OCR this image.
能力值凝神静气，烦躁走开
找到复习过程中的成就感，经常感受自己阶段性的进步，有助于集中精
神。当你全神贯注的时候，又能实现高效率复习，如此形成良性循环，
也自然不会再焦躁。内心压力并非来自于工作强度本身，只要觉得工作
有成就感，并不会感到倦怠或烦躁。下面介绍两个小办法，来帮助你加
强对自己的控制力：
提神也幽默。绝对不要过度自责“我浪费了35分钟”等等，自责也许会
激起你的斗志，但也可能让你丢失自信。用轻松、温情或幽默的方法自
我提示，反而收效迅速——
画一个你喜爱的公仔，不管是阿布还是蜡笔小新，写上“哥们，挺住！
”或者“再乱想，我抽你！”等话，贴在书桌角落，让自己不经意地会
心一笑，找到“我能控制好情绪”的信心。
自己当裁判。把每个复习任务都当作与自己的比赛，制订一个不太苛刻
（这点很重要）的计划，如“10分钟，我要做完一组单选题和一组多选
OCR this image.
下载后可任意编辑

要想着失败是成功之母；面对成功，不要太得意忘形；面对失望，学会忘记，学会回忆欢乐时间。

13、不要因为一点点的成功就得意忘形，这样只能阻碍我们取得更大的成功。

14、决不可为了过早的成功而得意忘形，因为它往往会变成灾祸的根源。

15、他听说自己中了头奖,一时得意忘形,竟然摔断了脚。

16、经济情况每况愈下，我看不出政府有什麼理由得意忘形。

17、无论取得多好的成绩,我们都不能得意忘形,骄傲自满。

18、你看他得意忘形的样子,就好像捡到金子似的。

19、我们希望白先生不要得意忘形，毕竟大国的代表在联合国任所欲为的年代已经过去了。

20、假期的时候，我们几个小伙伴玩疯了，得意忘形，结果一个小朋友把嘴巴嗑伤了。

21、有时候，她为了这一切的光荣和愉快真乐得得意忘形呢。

Task to carry out:
Show the data once more, exactly as it was written.

Result of the task:
OCR this image.
能力值凝神静气，烦躁走开
找到复习过程中的成就感，经常感受自己阶段性的进步，有助于集中精
神。当你全神贯注的时候，又能实现高效率复习，如此形成良性循环，
也自然不会再焦躁。内心压力并非来自于工作强度本身，只要觉得工作
有成就感，并不会感到倦怠或烦躁。下面介绍两个小办法，来帮助你加
强对自己的控制力：
提神也幽默。绝对不要过度自责“我浪费了35分钟”等等，自责也许会
激起你的斗志，但也可能让你丢失自信。用轻松、温情或幽默的方法自
我提示，反而收效迅速——
画一个你喜爱的公仔，不管是阿布还是蜡笔小新，写上“哥们，挺住！
”或者“再乱想，我抽你！”等话，贴在书桌角落，让自己不经意地会
心一笑，找到“我能控制好情绪”的信心。
自己当裁判。把每个复习任务都当作与自己的比赛，制订一个不太苛刻
（这点很重要）的计划，如“10分钟，我要做完一组单选题和一组多选
OCR this image.
下载后可任意编辑

要想着失败是成功之母；面对成功，不要太得意忘形；面对失望，学会忘记，学会回忆欢乐时间。

13、不要因为一点点的成功就得意忘形，这样只能阻碍我们取得更大的成功。

14、决不可为了过早的成功而得意忘形，因为它往往会变成灾祸的根源。

15、他听说自己中了头奖,一时得意忘形,竟然摔断了脚。

16、经济情况每况愈下，我看不出政府有什麼理由得意忘形。

17、无论取得多好的成绩,我们都不能得意忘形,骄傲自满。

18、你看他得意忘形的样子,就好像捡到金子似的。

19、我们希望白先生不要得意忘形，毕竟大国的代表在联合国任所欲为的年代已经过去了。

20、假期的时候，我们几个小伙伴玩疯了，得意忘形，结果一个小朋友把嘴巴嗑伤了。

21、有时候，她为了这一切的光荣和愉快真乐得得意忘形呢。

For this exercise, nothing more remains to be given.